## Exercise details
In the material below, count the lines with the word "Warszawie" and state that number only.

(Stored items from a collection)
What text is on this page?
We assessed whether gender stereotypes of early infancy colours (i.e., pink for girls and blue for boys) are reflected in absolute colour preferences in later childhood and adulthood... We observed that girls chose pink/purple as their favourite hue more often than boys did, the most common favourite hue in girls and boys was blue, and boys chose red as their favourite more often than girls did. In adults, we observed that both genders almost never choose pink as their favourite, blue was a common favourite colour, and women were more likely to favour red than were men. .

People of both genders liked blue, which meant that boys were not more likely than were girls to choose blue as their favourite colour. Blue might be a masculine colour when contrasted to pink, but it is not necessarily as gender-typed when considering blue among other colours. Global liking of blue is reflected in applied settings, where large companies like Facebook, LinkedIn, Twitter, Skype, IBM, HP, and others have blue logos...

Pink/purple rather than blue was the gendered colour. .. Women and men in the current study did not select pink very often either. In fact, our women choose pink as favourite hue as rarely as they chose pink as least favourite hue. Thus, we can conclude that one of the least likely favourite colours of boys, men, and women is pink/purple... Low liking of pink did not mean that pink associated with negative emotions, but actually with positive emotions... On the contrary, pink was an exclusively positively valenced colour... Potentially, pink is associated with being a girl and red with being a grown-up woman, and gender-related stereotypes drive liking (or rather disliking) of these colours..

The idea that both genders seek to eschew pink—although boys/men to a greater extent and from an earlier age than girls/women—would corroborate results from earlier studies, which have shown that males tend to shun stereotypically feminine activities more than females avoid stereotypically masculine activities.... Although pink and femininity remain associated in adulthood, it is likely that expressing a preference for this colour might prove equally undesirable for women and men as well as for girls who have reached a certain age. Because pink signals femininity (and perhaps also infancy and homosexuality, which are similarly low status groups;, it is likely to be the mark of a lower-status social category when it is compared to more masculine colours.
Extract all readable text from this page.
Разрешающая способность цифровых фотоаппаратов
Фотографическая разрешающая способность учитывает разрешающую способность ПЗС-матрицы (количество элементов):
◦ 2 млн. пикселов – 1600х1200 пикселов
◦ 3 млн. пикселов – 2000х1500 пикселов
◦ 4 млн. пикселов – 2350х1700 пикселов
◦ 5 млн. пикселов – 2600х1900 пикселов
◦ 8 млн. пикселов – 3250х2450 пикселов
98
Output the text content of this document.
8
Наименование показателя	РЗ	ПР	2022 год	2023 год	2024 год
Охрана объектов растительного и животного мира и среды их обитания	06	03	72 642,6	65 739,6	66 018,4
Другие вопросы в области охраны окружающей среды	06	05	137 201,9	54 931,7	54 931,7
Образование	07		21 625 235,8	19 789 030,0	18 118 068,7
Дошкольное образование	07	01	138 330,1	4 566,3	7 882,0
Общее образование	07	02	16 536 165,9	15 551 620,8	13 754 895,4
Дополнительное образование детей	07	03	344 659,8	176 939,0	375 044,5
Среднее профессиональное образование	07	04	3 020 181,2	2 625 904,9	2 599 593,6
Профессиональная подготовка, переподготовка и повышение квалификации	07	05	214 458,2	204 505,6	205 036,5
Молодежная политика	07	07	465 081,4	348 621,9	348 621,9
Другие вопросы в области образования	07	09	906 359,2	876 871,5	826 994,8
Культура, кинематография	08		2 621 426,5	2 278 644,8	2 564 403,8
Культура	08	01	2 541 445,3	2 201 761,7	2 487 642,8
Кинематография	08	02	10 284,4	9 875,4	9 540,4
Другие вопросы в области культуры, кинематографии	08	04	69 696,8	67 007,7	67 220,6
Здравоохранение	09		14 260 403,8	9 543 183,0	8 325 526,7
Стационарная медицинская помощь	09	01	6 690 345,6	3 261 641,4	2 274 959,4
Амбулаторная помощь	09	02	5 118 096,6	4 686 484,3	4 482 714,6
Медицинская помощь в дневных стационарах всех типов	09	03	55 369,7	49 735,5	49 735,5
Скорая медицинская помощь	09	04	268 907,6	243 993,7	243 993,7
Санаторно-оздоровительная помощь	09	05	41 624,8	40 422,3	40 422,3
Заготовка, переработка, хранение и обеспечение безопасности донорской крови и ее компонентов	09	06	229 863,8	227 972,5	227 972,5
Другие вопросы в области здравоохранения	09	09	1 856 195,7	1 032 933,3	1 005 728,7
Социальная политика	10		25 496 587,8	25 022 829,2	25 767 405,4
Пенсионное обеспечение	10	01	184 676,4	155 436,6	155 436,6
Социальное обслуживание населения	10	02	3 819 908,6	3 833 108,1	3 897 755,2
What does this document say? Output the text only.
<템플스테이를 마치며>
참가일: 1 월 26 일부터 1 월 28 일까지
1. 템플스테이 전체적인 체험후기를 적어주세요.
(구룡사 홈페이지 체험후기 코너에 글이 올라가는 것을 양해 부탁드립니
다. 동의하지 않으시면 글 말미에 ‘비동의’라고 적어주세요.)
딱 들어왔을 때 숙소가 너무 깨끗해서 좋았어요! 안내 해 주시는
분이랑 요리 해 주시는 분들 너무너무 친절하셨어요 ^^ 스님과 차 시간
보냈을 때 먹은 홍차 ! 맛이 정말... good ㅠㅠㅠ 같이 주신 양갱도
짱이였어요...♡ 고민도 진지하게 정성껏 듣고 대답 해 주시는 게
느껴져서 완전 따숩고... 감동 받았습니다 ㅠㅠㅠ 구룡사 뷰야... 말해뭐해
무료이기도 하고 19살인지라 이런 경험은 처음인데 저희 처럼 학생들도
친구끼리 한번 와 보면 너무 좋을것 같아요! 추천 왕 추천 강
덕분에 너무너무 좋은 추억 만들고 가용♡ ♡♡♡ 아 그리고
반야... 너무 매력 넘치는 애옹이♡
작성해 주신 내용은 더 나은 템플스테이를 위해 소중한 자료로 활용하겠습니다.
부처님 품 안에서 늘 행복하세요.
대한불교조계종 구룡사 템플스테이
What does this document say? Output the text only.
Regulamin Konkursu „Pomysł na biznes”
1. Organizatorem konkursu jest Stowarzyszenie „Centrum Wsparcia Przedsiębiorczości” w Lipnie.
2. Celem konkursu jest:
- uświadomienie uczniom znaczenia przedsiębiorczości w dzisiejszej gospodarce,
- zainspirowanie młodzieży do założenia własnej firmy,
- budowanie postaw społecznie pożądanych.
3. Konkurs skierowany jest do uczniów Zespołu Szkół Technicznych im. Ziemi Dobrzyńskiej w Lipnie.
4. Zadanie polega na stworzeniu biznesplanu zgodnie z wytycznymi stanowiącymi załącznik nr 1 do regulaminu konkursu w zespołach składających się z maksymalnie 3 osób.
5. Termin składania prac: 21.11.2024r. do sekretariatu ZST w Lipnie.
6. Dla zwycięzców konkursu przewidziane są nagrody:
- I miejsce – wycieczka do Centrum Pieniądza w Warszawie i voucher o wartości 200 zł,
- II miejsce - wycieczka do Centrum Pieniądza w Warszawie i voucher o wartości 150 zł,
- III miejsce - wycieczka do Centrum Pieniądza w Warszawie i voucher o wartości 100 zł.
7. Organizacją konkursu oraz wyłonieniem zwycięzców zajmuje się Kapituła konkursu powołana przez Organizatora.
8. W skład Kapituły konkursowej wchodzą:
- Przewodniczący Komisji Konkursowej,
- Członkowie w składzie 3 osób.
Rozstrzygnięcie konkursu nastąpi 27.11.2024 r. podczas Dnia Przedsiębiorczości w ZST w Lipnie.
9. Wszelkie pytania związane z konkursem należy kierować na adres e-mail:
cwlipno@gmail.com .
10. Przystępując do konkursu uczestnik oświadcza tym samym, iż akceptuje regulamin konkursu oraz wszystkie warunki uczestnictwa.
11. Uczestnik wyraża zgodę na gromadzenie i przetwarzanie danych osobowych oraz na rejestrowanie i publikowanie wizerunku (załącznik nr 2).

## Full answer
3